[start of Material for this task]

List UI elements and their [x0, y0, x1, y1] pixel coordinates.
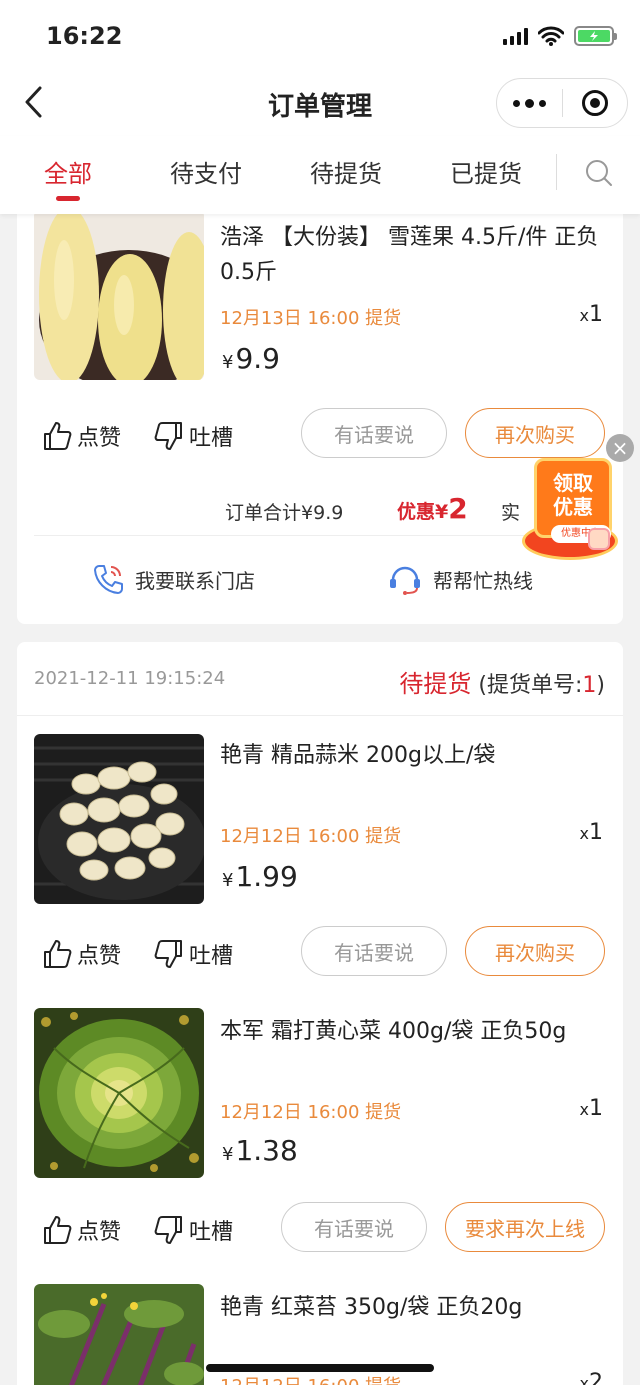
complain-button[interactable]: 吐槽	[153, 938, 233, 970]
tab-pending-pickup[interactable]: 待提货	[310, 154, 382, 189]
search-icon	[586, 160, 612, 186]
quantity: x1	[579, 820, 603, 845]
mini-program-capsule	[496, 78, 628, 128]
target-icon	[581, 90, 608, 116]
product-price: ¥1.99	[222, 860, 298, 893]
thumbs-up-icon	[44, 1216, 72, 1244]
hand-pointer-icon	[588, 528, 610, 550]
order-header: 2021-12-11 19:15:24 待提货 (提货单号:1)	[17, 642, 623, 716]
product-image[interactable]	[34, 1284, 204, 1385]
thumbs-up-icon	[44, 422, 72, 450]
tab-label: 已提货	[450, 160, 522, 188]
product-price: ¥1.38	[222, 1134, 298, 1167]
tab-label: 待支付	[170, 160, 242, 188]
comment-button[interactable]: 有话要说	[301, 408, 447, 458]
navigation-bar: 订单管理	[0, 70, 640, 136]
pickup-time: 12月12日 16:00 提货	[220, 1372, 401, 1385]
headset-icon	[390, 566, 420, 595]
battery-icon	[574, 26, 617, 46]
tab-picked-up[interactable]: 已提货	[450, 154, 522, 189]
request-relist-button[interactable]: 要求再次上线	[445, 1202, 605, 1252]
status-bar: 16:22	[0, 0, 640, 70]
item-action-row: 点赞 吐槽 有话要说 再次购买	[17, 926, 623, 978]
hotline-label: 帮帮忙热线	[433, 568, 533, 593]
thumbs-up-icon	[44, 940, 72, 968]
complain-label: 吐槽	[189, 426, 234, 451]
like-button[interactable]: 点赞	[41, 1214, 121, 1246]
thumbs-down-icon	[154, 1216, 182, 1244]
pickup-time: 12月12日 16:00 提货	[220, 826, 402, 847]
status-badge: 待提货	[399, 670, 472, 698]
complain-button[interactable]: 吐槽	[153, 420, 233, 452]
complain-label: 吐槽	[189, 1220, 234, 1245]
order-tabs: 全部 待支付 待提货 已提货	[0, 136, 640, 214]
tab-label: 待提货	[310, 160, 382, 188]
comment-button[interactable]: 有话要说	[281, 1202, 427, 1252]
rebuy-button[interactable]: 再次购买	[465, 408, 605, 458]
rebuy-button[interactable]: 再次购买	[465, 926, 605, 976]
order-discount: 优惠¥2	[397, 492, 468, 525]
paid-label: 实	[501, 502, 521, 524]
complain-button[interactable]: 吐槽	[153, 1214, 233, 1246]
quantity: x2	[579, 1370, 603, 1385]
pickup-number: (提货单号:1)	[478, 673, 605, 698]
comment-button[interactable]: 有话要说	[301, 926, 447, 976]
wifi-icon	[538, 26, 564, 46]
tab-pending-payment[interactable]: 待支付	[170, 154, 242, 189]
status-time: 16:22	[46, 22, 123, 50]
like-label: 点赞	[77, 426, 122, 451]
contact-store-label: 我要联系门店	[135, 568, 255, 593]
tab-all[interactable]: 全部	[44, 154, 92, 201]
product-price: ¥9.9	[222, 342, 280, 375]
order-card: 2021-12-11 19:15:24 待提货 (提货单号:1) 艳青 精品蒜米…	[17, 642, 623, 1385]
thumbs-down-icon	[154, 422, 182, 450]
order-timestamp: 2021-12-11 19:15:24	[34, 668, 226, 689]
phone-icon	[94, 565, 123, 594]
like-label: 点赞	[77, 944, 122, 969]
product-name: 本军 霜打黄心菜 400g/袋 正负50g	[220, 1019, 567, 1044]
coupon-center-button[interactable]: 领取 优惠 优惠中心	[520, 452, 620, 568]
product-name: 浩泽 【大份装】 雪莲果 4.5斤/件 正负0.5斤	[220, 225, 599, 285]
coupon-line2: 优惠	[553, 495, 593, 519]
more-options-button[interactable]	[497, 98, 562, 108]
active-tab-indicator	[56, 196, 80, 201]
contact-store-button[interactable]: 我要联系门店	[91, 562, 255, 596]
like-label: 点赞	[77, 1220, 122, 1245]
quantity: x1	[579, 302, 603, 327]
close-mini-program-button[interactable]	[563, 90, 628, 116]
search-button[interactable]	[584, 158, 614, 192]
thumbs-down-icon	[154, 940, 182, 968]
product-image[interactable]	[34, 734, 204, 904]
order-status: 待提货 (提货单号:1)	[399, 664, 605, 699]
product-image[interactable]	[34, 210, 204, 380]
cellular-signal-icon	[503, 27, 528, 45]
quantity: x1	[579, 1096, 603, 1121]
pickup-time: 12月12日 16:00 提货	[220, 1102, 402, 1123]
pickup-time: 12月13日 16:00 提货	[220, 308, 402, 329]
tab-label: 全部	[44, 160, 92, 188]
like-button[interactable]: 点赞	[41, 938, 121, 970]
complain-label: 吐槽	[189, 944, 234, 969]
home-indicator	[206, 1364, 434, 1372]
hotline-button[interactable]: 帮帮忙热线	[387, 562, 533, 596]
product-image[interactable]	[34, 1008, 204, 1178]
product-name: 艳青 红菜苔 350g/袋 正负20g	[220, 1295, 523, 1320]
order-total: 订单合计¥9.9	[225, 502, 344, 524]
product-name: 艳青 精品蒜米 200g以上/袋	[220, 743, 496, 768]
item-action-row: 点赞 吐槽 有话要说 要求再次上线	[17, 1202, 623, 1254]
like-button[interactable]: 点赞	[41, 420, 121, 452]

[end of Material for this task]

Exercise directions >>
Rewrite the entries as a numbered list with blank lines omitted. Begin at the line that has "938, 233, 970]" and stop after the line that has "528, 610, 550]".

Answer to this exercise >>
1. complain-button[interactable]: 吐槽	[153, 938, 233, 970]
2. tab-pending-pickup[interactable]: 待提货	[310, 154, 382, 189]
3. search-icon	[586, 160, 612, 186]
4. quantity: x1	[579, 820, 603, 845]
5. mini-program-capsule	[496, 78, 628, 128]
6. target-icon	[581, 90, 608, 116]
7. product-price: ¥1.99	[222, 860, 298, 893]
8. thumbs-up-icon	[44, 1216, 72, 1244]
9. hand-pointer-icon	[588, 528, 610, 550]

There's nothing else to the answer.